Given task:
Copy nothing but the text: repeat each entry exactly and drop the images.

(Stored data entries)
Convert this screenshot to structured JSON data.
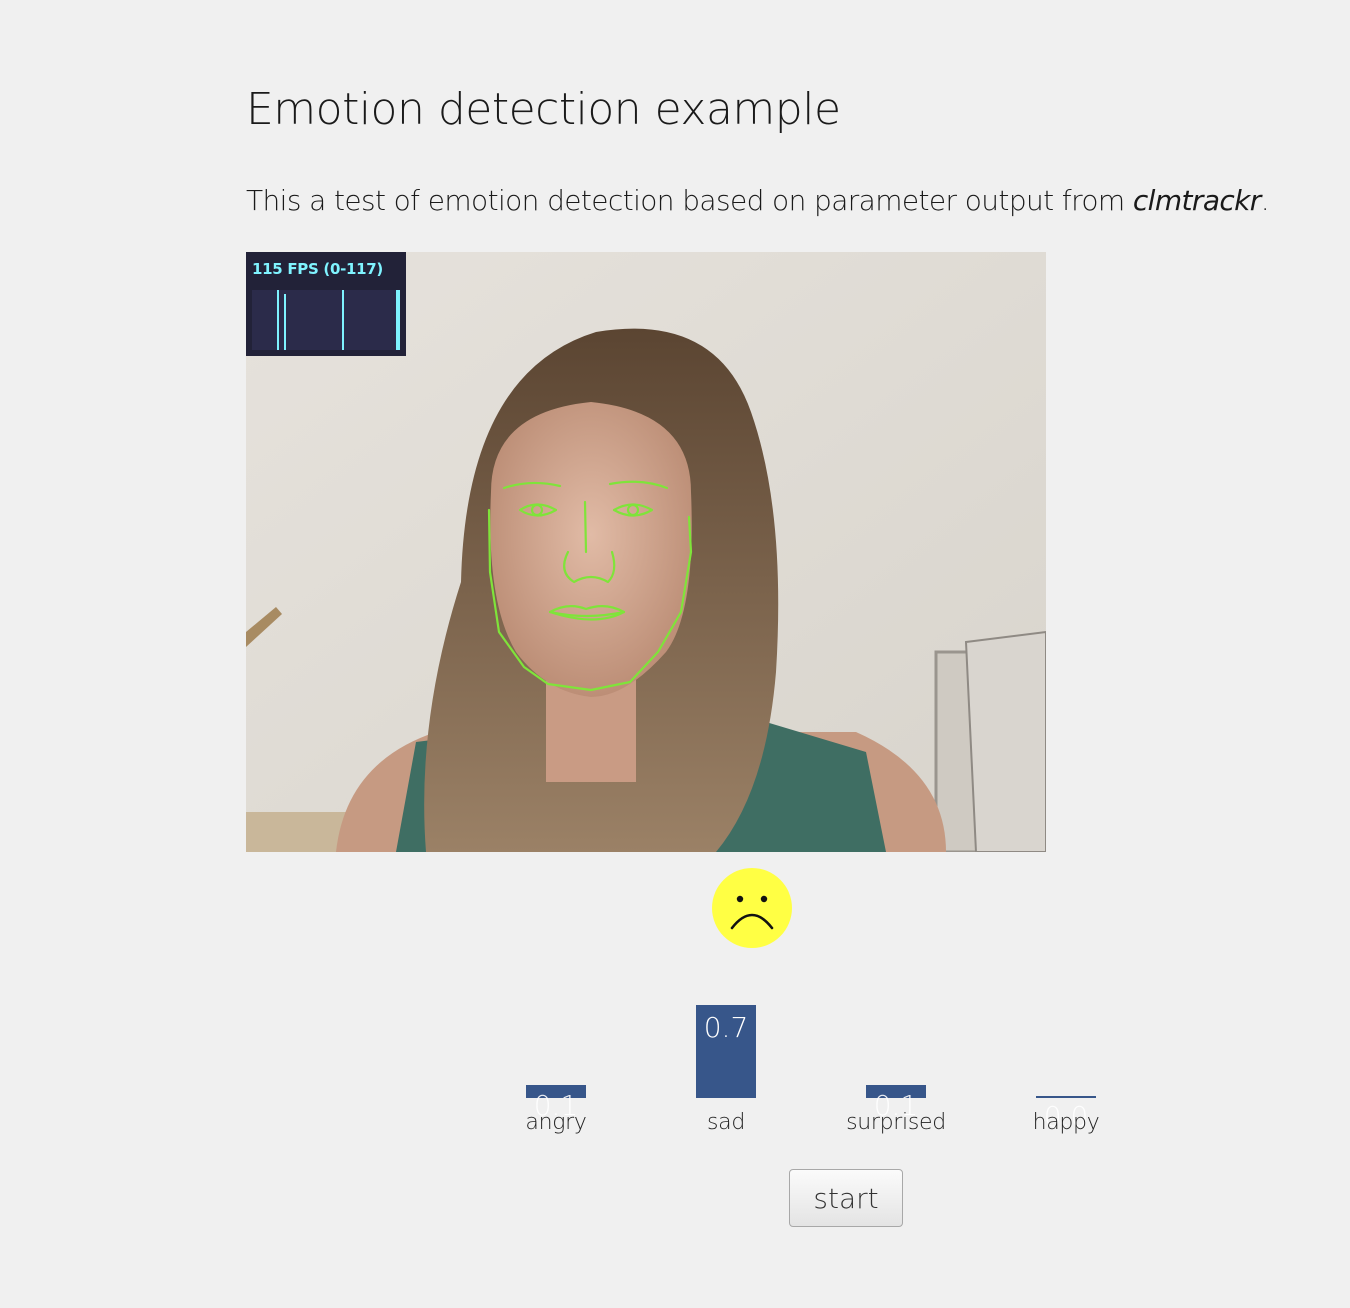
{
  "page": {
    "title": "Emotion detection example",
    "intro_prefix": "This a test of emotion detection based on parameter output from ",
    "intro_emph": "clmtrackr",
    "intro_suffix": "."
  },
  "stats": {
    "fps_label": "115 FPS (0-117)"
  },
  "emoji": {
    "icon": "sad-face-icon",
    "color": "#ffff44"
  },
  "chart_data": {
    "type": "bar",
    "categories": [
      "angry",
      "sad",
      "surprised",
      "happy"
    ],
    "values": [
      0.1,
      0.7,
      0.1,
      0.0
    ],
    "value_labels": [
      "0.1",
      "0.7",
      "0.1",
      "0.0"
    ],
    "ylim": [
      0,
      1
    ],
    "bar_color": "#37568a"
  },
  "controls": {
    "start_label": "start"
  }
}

Result for this task:
Convert this screenshot to structured JSON data.
{
  "page": {
    "title": "Emotion detection example",
    "intro_prefix": "This a test of emotion detection based on parameter output from ",
    "intro_emph": "clmtrackr",
    "intro_suffix": "."
  },
  "stats": {
    "fps_label": "115 FPS (0-117)"
  },
  "emoji": {
    "icon": "sad-face-icon",
    "color": "#ffff44"
  },
  "chart_data": {
    "type": "bar",
    "categories": [
      "angry",
      "sad",
      "surprised",
      "happy"
    ],
    "values": [
      0.1,
      0.7,
      0.1,
      0.0
    ],
    "value_labels": [
      "0.1",
      "0.7",
      "0.1",
      "0.0"
    ],
    "ylim": [
      0,
      1
    ],
    "bar_color": "#37568a"
  },
  "controls": {
    "start_label": "start"
  }
}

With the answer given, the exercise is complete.